>> start Supplied data

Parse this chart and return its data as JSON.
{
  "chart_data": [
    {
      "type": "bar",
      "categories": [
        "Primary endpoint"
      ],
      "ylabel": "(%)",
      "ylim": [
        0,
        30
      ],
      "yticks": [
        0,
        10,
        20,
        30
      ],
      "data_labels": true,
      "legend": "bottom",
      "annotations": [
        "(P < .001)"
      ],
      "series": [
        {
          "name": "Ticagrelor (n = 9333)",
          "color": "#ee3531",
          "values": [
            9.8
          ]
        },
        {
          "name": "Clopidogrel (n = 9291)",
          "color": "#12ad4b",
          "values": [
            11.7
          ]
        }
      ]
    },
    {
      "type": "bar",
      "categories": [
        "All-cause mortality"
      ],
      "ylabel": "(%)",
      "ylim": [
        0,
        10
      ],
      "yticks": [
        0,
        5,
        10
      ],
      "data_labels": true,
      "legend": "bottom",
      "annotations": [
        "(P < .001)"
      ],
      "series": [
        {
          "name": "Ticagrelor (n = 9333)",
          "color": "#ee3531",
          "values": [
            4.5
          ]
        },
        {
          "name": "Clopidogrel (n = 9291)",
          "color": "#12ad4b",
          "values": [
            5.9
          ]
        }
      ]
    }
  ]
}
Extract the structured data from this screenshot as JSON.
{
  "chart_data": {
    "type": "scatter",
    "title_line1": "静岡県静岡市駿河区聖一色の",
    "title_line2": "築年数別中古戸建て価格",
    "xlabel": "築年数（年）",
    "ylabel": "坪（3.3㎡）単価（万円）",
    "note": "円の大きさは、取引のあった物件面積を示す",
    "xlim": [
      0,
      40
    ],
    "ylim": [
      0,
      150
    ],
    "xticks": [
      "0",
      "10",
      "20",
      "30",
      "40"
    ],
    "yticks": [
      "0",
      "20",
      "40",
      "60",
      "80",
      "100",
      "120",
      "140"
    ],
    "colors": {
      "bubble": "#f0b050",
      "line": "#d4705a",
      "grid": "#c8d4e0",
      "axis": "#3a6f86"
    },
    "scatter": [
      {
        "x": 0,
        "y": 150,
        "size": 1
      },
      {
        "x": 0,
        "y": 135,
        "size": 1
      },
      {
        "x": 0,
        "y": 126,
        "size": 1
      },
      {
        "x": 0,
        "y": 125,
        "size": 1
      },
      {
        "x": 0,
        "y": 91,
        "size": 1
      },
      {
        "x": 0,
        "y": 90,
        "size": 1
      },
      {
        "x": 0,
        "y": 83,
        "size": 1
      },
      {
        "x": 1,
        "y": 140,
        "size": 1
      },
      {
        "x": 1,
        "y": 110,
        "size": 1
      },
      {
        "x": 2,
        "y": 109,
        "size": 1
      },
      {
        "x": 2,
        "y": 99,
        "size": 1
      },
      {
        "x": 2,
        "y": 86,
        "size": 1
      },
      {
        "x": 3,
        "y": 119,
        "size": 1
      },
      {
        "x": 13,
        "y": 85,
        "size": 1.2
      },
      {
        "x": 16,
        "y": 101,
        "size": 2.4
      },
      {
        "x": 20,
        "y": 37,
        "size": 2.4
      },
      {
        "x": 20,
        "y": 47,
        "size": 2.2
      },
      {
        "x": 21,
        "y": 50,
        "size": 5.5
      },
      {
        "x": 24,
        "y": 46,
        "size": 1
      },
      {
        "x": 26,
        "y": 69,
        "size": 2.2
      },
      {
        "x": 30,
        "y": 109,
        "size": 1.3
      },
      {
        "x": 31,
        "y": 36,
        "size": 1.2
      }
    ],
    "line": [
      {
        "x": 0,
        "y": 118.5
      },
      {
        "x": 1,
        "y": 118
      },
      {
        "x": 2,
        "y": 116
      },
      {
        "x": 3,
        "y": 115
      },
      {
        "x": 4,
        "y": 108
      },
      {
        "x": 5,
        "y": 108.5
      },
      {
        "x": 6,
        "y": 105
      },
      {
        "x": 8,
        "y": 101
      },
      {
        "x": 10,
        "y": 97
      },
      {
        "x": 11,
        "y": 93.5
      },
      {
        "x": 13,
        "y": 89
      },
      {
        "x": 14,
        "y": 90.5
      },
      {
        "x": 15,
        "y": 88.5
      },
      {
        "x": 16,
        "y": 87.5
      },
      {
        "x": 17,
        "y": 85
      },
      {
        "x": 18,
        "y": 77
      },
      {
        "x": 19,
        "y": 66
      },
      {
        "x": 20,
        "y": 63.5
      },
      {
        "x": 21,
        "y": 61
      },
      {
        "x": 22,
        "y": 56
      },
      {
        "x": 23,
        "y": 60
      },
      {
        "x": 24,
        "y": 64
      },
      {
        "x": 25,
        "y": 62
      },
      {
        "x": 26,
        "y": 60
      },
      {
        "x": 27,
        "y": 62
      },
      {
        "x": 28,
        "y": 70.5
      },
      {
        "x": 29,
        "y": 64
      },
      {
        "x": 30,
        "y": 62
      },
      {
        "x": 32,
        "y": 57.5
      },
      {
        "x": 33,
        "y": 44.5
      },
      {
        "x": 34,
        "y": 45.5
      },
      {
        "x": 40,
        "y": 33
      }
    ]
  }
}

>> end Supplied data

Your goal: Write the listing out again, exactly as it reads.

Expected answer:
Parse this chart and return its data as JSON.
{
  "chart_data": [
    {
      "type": "bar",
      "categories": [
        "Primary endpoint"
      ],
      "ylabel": "(%)",
      "ylim": [
        0,
        30
      ],
      "yticks": [
        0,
        10,
        20,
        30
      ],
      "data_labels": true,
      "legend": "bottom",
      "annotations": [
        "(P < .001)"
      ],
      "series": [
        {
          "name": "Ticagrelor (n = 9333)",
          "color": "#ee3531",
          "values": [
            9.8
          ]
        },
        {
          "name": "Clopidogrel (n = 9291)",
          "color": "#12ad4b",
          "values": [
            11.7
          ]
        }
      ]
    },
    {
      "type": "bar",
      "categories": [
        "All-cause mortality"
      ],
      "ylabel": "(%)",
      "ylim": [
        0,
        10
      ],
      "yticks": [
        0,
        5,
        10
      ],
      "data_labels": true,
      "legend": "bottom",
      "annotations": [
        "(P < .001)"
      ],
      "series": [
        {
          "name": "Ticagrelor (n = 9333)",
          "color": "#ee3531",
          "values": [
            4.5
          ]
        },
        {
          "name": "Clopidogrel (n = 9291)",
          "color": "#12ad4b",
          "values": [
            5.9
          ]
        }
      ]
    }
  ]
}
Extract the structured data from this screenshot as JSON.
{
  "chart_data": {
    "type": "scatter",
    "title_line1": "静岡県静岡市駿河区聖一色の",
    "title_line2": "築年数別中古戸建て価格",
    "xlabel": "築年数（年）",
    "ylabel": "坪（3.3㎡）単価（万円）",
    "note": "円の大きさは、取引のあった物件面積を示す",
    "xlim": [
      0,
      40
    ],
    "ylim": [
      0,
      150
    ],
    "xticks": [
      "0",
      "10",
      "20",
      "30",
      "40"
    ],
    "yticks": [
      "0",
      "20",
      "40",
      "60",
      "80",
      "100",
      "120",
      "140"
    ],
    "colors": {
      "bubble": "#f0b050",
      "line": "#d4705a",
      "grid": "#c8d4e0",
      "axis": "#3a6f86"
    },
    "scatter": [
      {
        "x": 0,
        "y": 150,
        "size": 1
      },
      {
        "x": 0,
        "y": 135,
        "size": 1
      },
      {
        "x": 0,
        "y": 126,
        "size": 1
      },
      {
        "x": 0,
        "y": 125,
        "size": 1
      },
      {
        "x": 0,
        "y": 91,
        "size": 1
      },
      {
        "x": 0,
        "y": 90,
        "size": 1
      },
      {
        "x": 0,
        "y": 83,
        "size": 1
      },
      {
        "x": 1,
        "y": 140,
        "size": 1
      },
      {
        "x": 1,
        "y": 110,
        "size": 1
      },
      {
        "x": 2,
        "y": 109,
        "size": 1
      },
      {
        "x": 2,
        "y": 99,
        "size": 1
      },
      {
        "x": 2,
        "y": 86,
        "size": 1
      },
      {
        "x": 3,
        "y": 119,
        "size": 1
      },
      {
        "x": 13,
        "y": 85,
        "size": 1.2
      },
      {
        "x": 16,
        "y": 101,
        "size": 2.4
      },
      {
        "x": 20,
        "y": 37,
        "size": 2.4
      },
      {
        "x": 20,
        "y": 47,
        "size": 2.2
      },
      {
        "x": 21,
        "y": 50,
        "size": 5.5
      },
      {
        "x": 24,
        "y": 46,
        "size": 1
      },
      {
        "x": 26,
        "y": 69,
        "size": 2.2
      },
      {
        "x": 30,
        "y": 109,
        "size": 1.3
      },
      {
        "x": 31,
        "y": 36,
        "size": 1.2
      }
    ],
    "line": [
      {
        "x": 0,
        "y": 118.5
      },
      {
        "x": 1,
        "y": 118
      },
      {
        "x": 2,
        "y": 116
      },
      {
        "x": 3,
        "y": 115
      },
      {
        "x": 4,
        "y": 108
      },
      {
        "x": 5,
        "y": 108.5
      },
      {
        "x": 6,
        "y": 105
      },
      {
        "x": 8,
        "y": 101
      },
      {
        "x": 10,
        "y": 97
      },
      {
        "x": 11,
        "y": 93.5
      },
      {
        "x": 13,
        "y": 89
      },
      {
        "x": 14,
        "y": 90.5
      },
      {
        "x": 15,
        "y": 88.5
      },
      {
        "x": 16,
        "y": 87.5
      },
      {
        "x": 17,
        "y": 85
      },
      {
        "x": 18,
        "y": 77
      },
      {
        "x": 19,
        "y": 66
      },
      {
        "x": 20,
        "y": 63.5
      },
      {
        "x": 21,
        "y": 61
      },
      {
        "x": 22,
        "y": 56
      },
      {
        "x": 23,
        "y": 60
      },
      {
        "x": 24,
        "y": 64
      },
      {
        "x": 25,
        "y": 62
      },
      {
        "x": 26,
        "y": 60
      },
      {
        "x": 27,
        "y": 62
      },
      {
        "x": 28,
        "y": 70.5
      },
      {
        "x": 29,
        "y": 64
      },
      {
        "x": 30,
        "y": 62
      },
      {
        "x": 32,
        "y": 57.5
      },
      {
        "x": 33,
        "y": 44.5
      },
      {
        "x": 34,
        "y": 45.5
      },
      {
        "x": 40,
        "y": 33
      }
    ]
  }
}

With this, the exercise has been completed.